## SOURCE
════════

A lot of IELTS students wonder how often rescore requests are successful. But, Eliot–for those who may not be familiar with the rescore process, what is a rescore?
Eliot: That is a good place to start, Naomi. A rescore is a process where someone can ask the IELTS to review their score, and possibly change the score. The details on how to request a rescore can be found in the Magoosh IELTS Blog post “How to Contest Your IELTS Score.” I’ll put a link in the show notes.
Naomi: Wow! It’s good to have that option, for sure. Now, I know that on many standardized tests, you can only request a rescore for essays or speaking. Are IELTS rescores like that too?
Eliot: Yes and no. If you want an IELTS rescore, you actually can ask them to review your Listening or Reading scores. But it’s really rare for them to change scores in those sections– it almost never happens. The real focus of the rescore is writing or speech, just like rescores on other tests.
Naomi: That makes sense. I mean, Listening and Reading are multiple choice, so….
Eliot: So there isn’t much room for human error in scoring those sections. But Speaking and Writing are scored by a rubric, and sometimes an extra set of eyes and ears can discover a scoring mistake.
Naomi: Of course. But how often are rescore requests for IELTS Writing or IELTS Speaking successful? Do students really have much of a shot?
Eliot: The majority of rescore requests don’t lead to a higher score, actually. But that doesn’t mean it’s not worth trying… under the right circumstances. In some cases, a student has an especially good chance at a favorable rescore.
Naomi: OK, so what are some signs that a student should ask for a rescore?

════════

## SUPPLIED INFORMATION

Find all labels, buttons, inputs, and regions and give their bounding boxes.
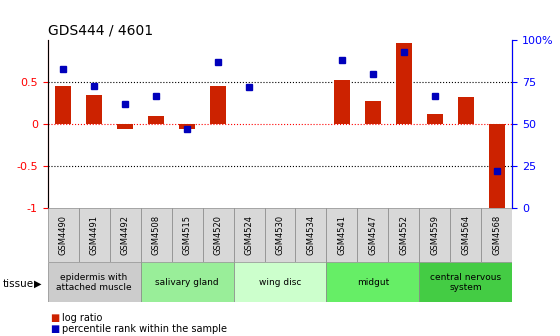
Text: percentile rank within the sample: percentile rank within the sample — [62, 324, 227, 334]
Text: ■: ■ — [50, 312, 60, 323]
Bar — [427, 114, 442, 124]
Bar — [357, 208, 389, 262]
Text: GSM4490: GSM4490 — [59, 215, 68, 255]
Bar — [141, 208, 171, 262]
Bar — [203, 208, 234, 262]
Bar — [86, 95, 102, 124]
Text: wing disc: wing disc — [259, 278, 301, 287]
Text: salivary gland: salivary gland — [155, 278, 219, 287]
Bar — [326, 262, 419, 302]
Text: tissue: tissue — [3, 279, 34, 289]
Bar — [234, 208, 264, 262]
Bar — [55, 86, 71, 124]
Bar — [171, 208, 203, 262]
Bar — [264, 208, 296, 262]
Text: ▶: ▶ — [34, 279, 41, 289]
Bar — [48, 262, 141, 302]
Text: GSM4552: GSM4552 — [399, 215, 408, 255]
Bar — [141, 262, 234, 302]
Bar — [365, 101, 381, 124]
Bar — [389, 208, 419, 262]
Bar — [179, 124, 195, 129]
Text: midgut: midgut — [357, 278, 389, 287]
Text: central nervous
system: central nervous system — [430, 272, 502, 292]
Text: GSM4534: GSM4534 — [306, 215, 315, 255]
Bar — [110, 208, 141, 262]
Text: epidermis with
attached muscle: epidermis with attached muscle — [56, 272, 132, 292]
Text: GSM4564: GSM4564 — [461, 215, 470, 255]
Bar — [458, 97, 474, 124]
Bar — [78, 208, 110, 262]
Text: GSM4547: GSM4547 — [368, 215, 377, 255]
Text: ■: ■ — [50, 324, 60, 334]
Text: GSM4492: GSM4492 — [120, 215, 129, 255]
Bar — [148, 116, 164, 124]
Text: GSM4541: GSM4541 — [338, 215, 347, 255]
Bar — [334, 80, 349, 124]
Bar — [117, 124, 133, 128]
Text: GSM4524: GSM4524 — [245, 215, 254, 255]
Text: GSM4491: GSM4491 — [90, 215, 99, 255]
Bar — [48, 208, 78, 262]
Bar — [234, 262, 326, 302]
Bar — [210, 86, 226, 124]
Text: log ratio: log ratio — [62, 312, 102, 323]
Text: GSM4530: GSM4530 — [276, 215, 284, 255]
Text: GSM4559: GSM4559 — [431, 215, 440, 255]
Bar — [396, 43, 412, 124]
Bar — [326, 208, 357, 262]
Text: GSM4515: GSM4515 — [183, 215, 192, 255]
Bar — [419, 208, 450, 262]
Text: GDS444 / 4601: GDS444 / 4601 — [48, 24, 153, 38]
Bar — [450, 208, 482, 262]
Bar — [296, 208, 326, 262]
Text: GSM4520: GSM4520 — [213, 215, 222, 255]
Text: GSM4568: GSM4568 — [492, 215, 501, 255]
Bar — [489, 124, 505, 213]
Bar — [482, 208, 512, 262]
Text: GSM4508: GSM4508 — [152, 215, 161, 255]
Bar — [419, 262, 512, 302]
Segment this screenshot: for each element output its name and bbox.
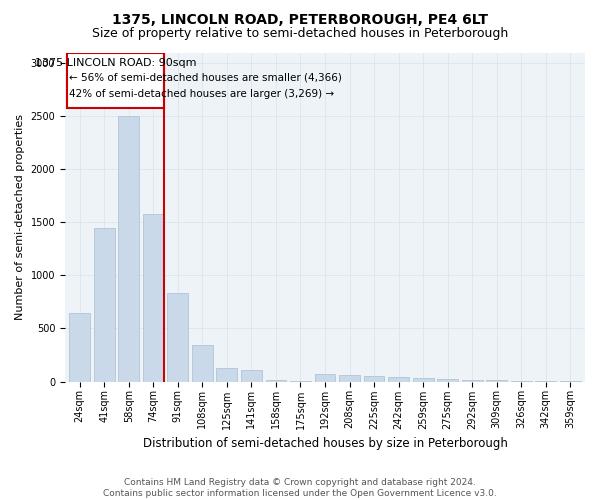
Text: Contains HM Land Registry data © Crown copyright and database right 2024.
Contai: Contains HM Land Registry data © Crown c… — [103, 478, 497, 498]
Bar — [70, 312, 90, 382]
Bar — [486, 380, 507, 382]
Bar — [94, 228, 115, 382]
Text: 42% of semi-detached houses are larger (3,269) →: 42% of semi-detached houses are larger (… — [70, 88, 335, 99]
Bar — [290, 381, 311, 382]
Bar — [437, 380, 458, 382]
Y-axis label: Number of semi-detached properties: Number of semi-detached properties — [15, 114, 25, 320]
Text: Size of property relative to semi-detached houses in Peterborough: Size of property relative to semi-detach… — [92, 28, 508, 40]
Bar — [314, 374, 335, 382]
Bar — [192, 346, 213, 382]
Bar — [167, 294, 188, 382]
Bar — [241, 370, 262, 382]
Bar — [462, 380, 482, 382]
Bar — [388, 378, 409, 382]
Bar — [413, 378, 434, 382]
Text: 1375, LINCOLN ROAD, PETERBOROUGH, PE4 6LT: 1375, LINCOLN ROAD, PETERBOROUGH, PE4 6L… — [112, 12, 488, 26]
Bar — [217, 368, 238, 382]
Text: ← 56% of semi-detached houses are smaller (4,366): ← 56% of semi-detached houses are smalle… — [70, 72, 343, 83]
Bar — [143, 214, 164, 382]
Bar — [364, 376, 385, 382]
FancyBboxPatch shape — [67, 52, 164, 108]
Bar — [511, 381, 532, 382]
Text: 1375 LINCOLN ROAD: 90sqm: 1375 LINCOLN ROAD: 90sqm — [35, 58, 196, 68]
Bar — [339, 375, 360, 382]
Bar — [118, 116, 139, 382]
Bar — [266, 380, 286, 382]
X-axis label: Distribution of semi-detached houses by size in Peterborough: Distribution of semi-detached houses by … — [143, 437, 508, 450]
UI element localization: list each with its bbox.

════════

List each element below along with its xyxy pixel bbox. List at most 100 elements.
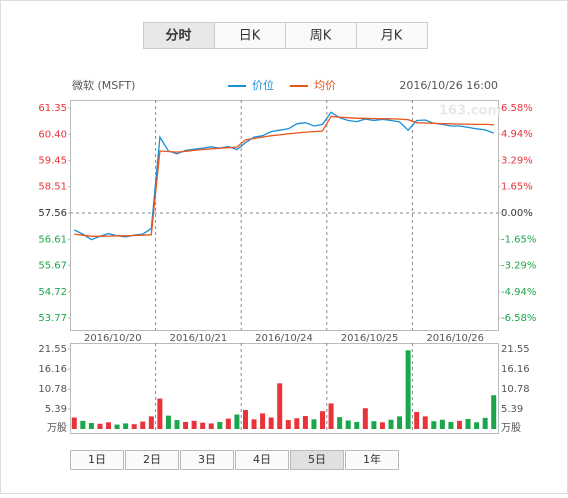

════════

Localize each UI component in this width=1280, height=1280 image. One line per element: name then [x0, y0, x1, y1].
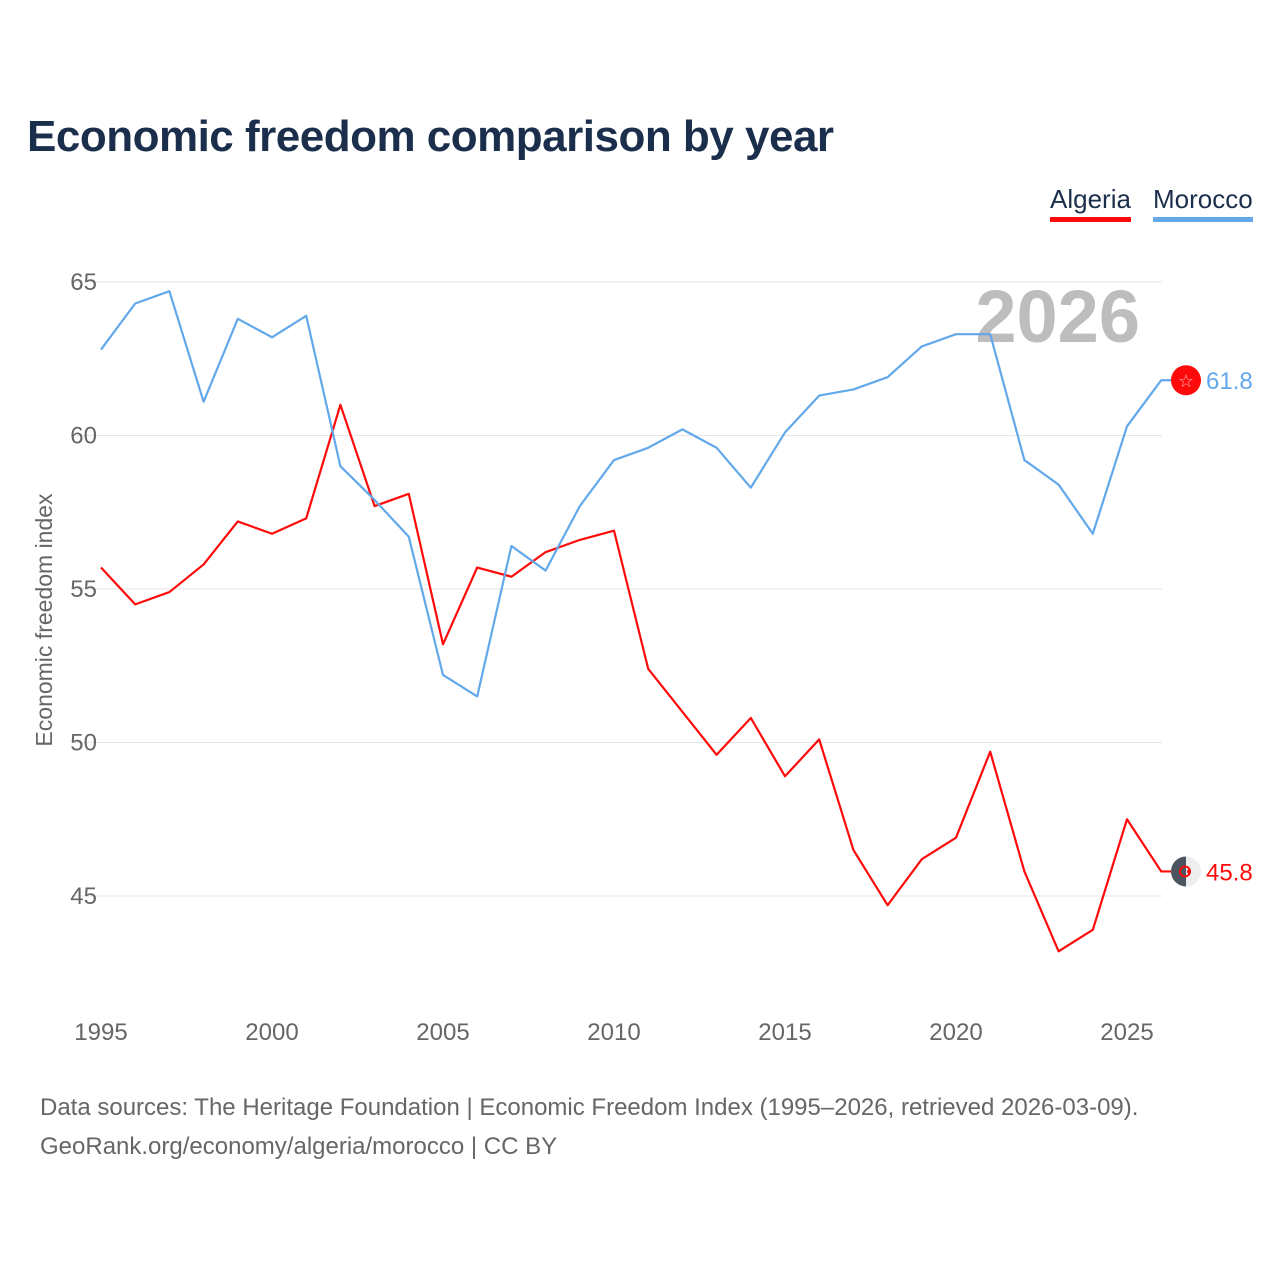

════════

## COMPLETE THE FOLLOWING
a - Reproduce everything in the IELTS rescore conversation from "Eliot: That is" down to "on other tests.".
b - In the IELTS rescore conversation, which two sections are said to be scored by a rubric?

## TASK SOLUTIONS
a -
Eliot: That is a good place to start, Naomi. A rescore is a process where someone can ask the IELTS to review their score, and possibly change the score. The details on how to request a rescore can be found in the Magoosh IELTS Blog post “How to Contest Your IELTS Score.” I’ll put a link in the show notes.
Naomi: Wow! It’s good to have that option, for sure. Now, I know that on many standardized tests, you can only request a rescore for essays or speaking. Are IELTS rescores like that too?
Eliot: Yes and no. If you want an IELTS rescore, you actually can ask them to review your Listening or Reading scores. But it’s really rare for them to change scores in those sections– it almost never happens. The real focus of the rescore is writing or speech, just like rescores on other tests.

b - Speaking and Writing.